2018年06月20日
絵解きに挑戦!筑波山神社境内社の装飾彫刻4 ~春日神社(2)
絵解きに挑戦!筑波山神社境内社の装飾彫刻4 ~春日神社(2)
この度の大阪北部震源の地震により被災された皆様にお見舞い申し上げます。
これ以上大きな余震が無いことを、そして一日も早く平穏な日が戻る事を心よりお祈りいたします。
神社やお寺の外側に施された社寺彫刻。
人々の祈りと願いが、様々な吉祥文様で表わされ、込められているように感じます。
洗練され、ちょっとスノッブな仏像とは対照的に、吉祥文様を『これでもか』とちりばめた社寺彫刻は、見れば見るほど面白い・・・ということで、
筑波山神社の境内社(厳島神社・日枝神社本殿・春日神社本殿・日枝春日両社拝殿)の装飾彫刻の意味の読み解きにトライするシリーズです。
今までの記事
第1回: 厳島神社(前編・後編)
絵解きに挑戦! 筑波山神社 境内社装飾彫刻1~厳島神社(前編)
絵解きに挑戦!筑波山神社 境内社装飾彫刻1~厳島神社(後編)
第2回: 春日神社日枝神社両社拝殿
絵解きに挑戦!筑波山神社境内社の装飾彫刻2 ~春日神社日枝神社両社拝殿
第3回:日枝神社(1)(2)(3)
絵解きに挑戦!筑波山神社境内社の装飾彫刻3 ~日枝神社(1)
絵解きに挑戦!筑波山神社境内社の装飾彫刻3 ~日枝神社(2)
絵解きに挑戦!筑波山神社境内社の装飾彫刻3 ~日枝神社(3)
第4回:春日神社
絵解きに挑戦!筑波山神社境内社の装飾彫刻4 ~春日神社(1)
春日神社の2回目。
今回は、春日神社母屋(もや)の蟇股彫刻についてです。
(4)-2 春日神社 本殿の3つの蟇股の彫刻
こちらも日枝神社同様、ひさしのように張り出す向拝の奥にあって見えにくいのですが、 母屋の正面にも蟇股が3つあります。
カメラのズームで写真を撮って確認しました。
春日神社の母屋の蟇股の彫刻も、日枝神社同様、鳥の彫刻ですが、日枝神社とは違う種類と鳥と花であるのが確認出来ます。
やはり、向拝の彫刻と異なり、直接風雨や日光に晒されていないためか色鮮やかです。
彫られている鳥の彫刻には、
・冠羽(一重)がある。
・尾が長くで、先が細くなっている。尾羽は帯状で波打つ。
・体の色は、首から背中が緑色、翼(風切り羽)が青。腹と尾は茶色?

◆ ◆ ◆

**課題:** 筑波山神社の彫刻についての本文から、「2018年06月20日」で始まり「絵解きに挑戦! 筑波山神社 境内社装飾彫刻1~厳島神社(前編)」で終わる部分を一字も変えずに出力せよ。 提供資料は使わなくてよい。

◆ ◆ ◆

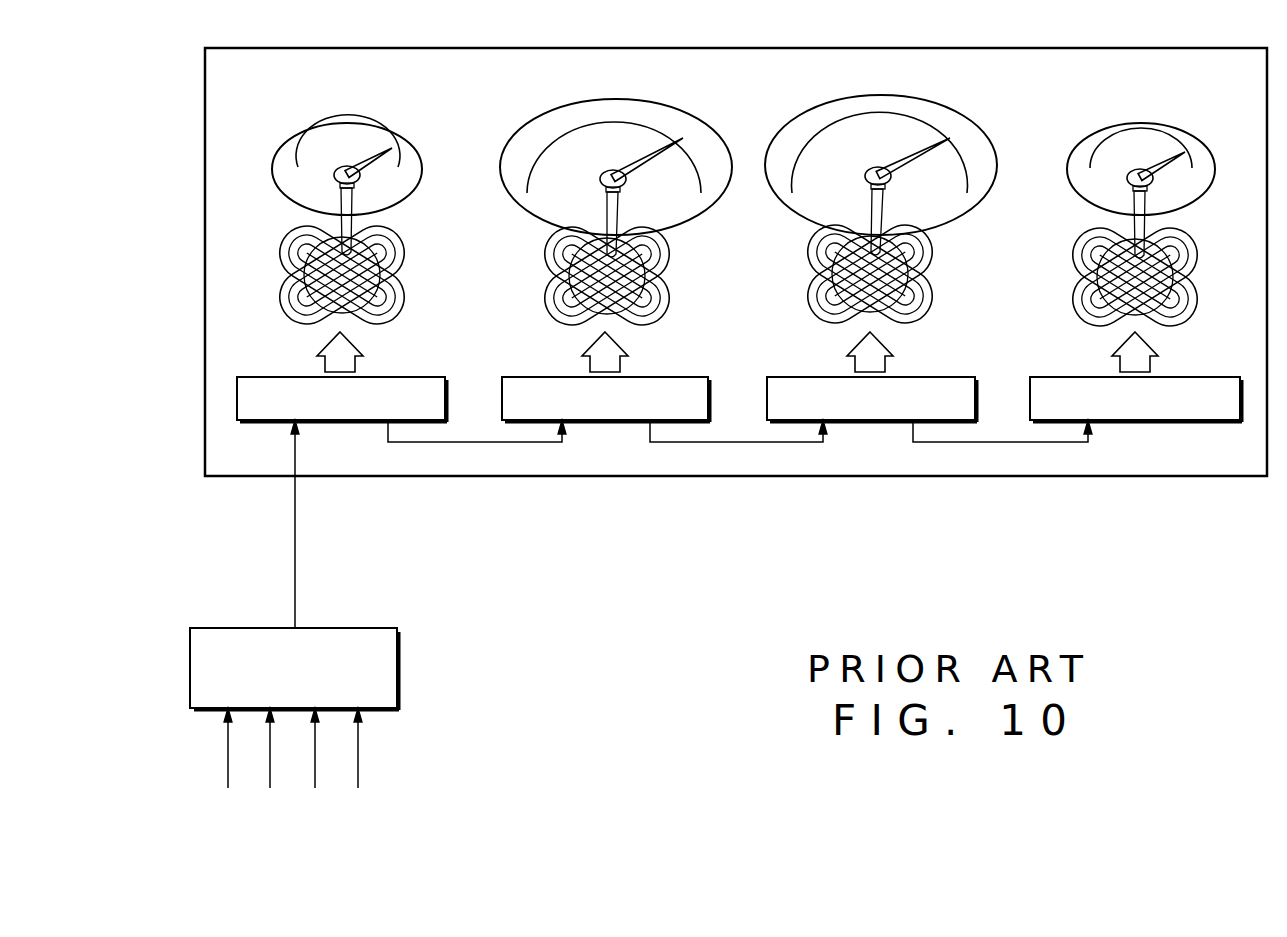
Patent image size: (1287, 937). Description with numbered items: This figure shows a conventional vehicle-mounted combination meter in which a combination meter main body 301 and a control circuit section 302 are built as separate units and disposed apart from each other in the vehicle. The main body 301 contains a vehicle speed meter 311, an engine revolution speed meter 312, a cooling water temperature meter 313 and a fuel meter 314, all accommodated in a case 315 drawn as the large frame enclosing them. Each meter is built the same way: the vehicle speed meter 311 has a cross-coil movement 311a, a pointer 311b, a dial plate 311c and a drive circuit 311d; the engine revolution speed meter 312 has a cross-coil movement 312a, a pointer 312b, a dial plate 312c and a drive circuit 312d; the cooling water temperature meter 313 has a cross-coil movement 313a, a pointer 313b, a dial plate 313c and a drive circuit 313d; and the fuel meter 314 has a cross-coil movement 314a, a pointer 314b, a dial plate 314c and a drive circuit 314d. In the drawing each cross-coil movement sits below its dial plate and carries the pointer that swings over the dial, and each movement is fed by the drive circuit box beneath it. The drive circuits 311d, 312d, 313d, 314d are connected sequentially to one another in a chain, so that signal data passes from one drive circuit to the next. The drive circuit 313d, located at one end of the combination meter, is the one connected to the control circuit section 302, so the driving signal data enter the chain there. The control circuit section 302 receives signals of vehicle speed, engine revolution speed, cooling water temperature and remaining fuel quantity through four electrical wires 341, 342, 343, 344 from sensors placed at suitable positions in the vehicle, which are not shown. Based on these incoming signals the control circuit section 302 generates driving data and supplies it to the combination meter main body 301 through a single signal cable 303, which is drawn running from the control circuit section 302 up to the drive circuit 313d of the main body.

The combination meter main body 301 is at (1128, 48).
The control circuit section 302 is at (338, 628).
The signal cable 303 is at (295, 535).
The vehicle speed meter 311 is at (858, 96).
The cross-coil movement 311a is at (936, 275).
The pointer 311b is at (922, 147).
The dial plate 311c is at (972, 147).
The drive circuit 311d is at (873, 420).
The engine revolution speed meter 312 is at (588, 100).
The cross-coil movement 312a is at (672, 276).
The pointer 312b is at (662, 147).
The dial plate 312c is at (706, 152).
The drive circuit 312d is at (605, 420).
The cooling water temperature meter 313 is at (340, 124).
The cross-coil movement 313a is at (410, 272).
The pointer 313b is at (366, 150).
The dial plate 313c is at (405, 152).
The drive circuit 313d is at (345, 420).
The fuel meter 314 is at (1112, 127).
The cross-coil movement 314a is at (1203, 280).
The pointer 314b is at (1160, 155).
The dial plate 314c is at (1215, 122).
The drive circuit 314d is at (1140, 420).
The case 315 is at (975, 478).
The electrical wire 341 is at (228, 745).
The electrical wire 342 is at (268, 772).
The electrical wire 343 is at (315, 765).
The electrical wire 344 is at (362, 740).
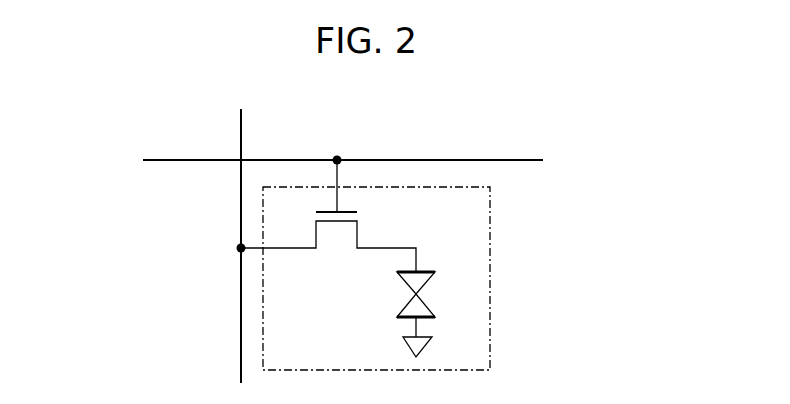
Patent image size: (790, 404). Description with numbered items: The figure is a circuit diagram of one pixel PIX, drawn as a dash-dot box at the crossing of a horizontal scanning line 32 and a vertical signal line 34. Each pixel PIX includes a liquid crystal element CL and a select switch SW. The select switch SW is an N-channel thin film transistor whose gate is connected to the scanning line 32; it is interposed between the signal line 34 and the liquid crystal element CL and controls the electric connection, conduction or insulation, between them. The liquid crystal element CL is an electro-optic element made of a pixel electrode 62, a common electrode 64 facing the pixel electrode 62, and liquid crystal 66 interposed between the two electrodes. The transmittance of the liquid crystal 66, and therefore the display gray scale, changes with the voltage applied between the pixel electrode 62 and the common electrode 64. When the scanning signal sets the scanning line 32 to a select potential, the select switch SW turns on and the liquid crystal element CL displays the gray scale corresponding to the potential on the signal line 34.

The scanning line 32 is at (187, 160).
The signal line 34 is at (241, 298).
The pixel PIX is at (490, 211).
The select switch SW is at (337, 230).
The liquid crystal element CL is at (483, 294).
The pixel electrode 62 is at (437, 271).
The liquid crystal 66 is at (421, 293).
The common electrode 64 is at (463, 316).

◆ ◆ ◆

**解答:**
2018年06月20日
絵解きに挑戦!筑波山神社境内社の装飾彫刻4 ~春日神社(2)
絵解きに挑戦!筑波山神社境内社の装飾彫刻4 ~春日神社(2)
この度の大阪北部震源の地震により被災された皆様にお見舞い申し上げます。
これ以上大きな余震が無いことを、そして一日も早く平穏な日が戻る事を心よりお祈りいたします。
神社やお寺の外側に施された社寺彫刻。
人々の祈りと願いが、様々な吉祥文様で表わされ、込められているように感じます。
洗練され、ちょっとスノッブな仏像とは対照的に、吉祥文様を『これでもか』とちりばめた社寺彫刻は、見れば見るほど面白い・・・ということで、
筑波山神社の境内社(厳島神社・日枝神社本殿・春日神社本殿・日枝春日両社拝殿)の装飾彫刻の意味の読み解きにトライするシリーズです。
今までの記事
第1回: 厳島神社(前編・後編)
絵解きに挑戦! 筑波山神社 境内社装飾彫刻1~厳島神社(前編)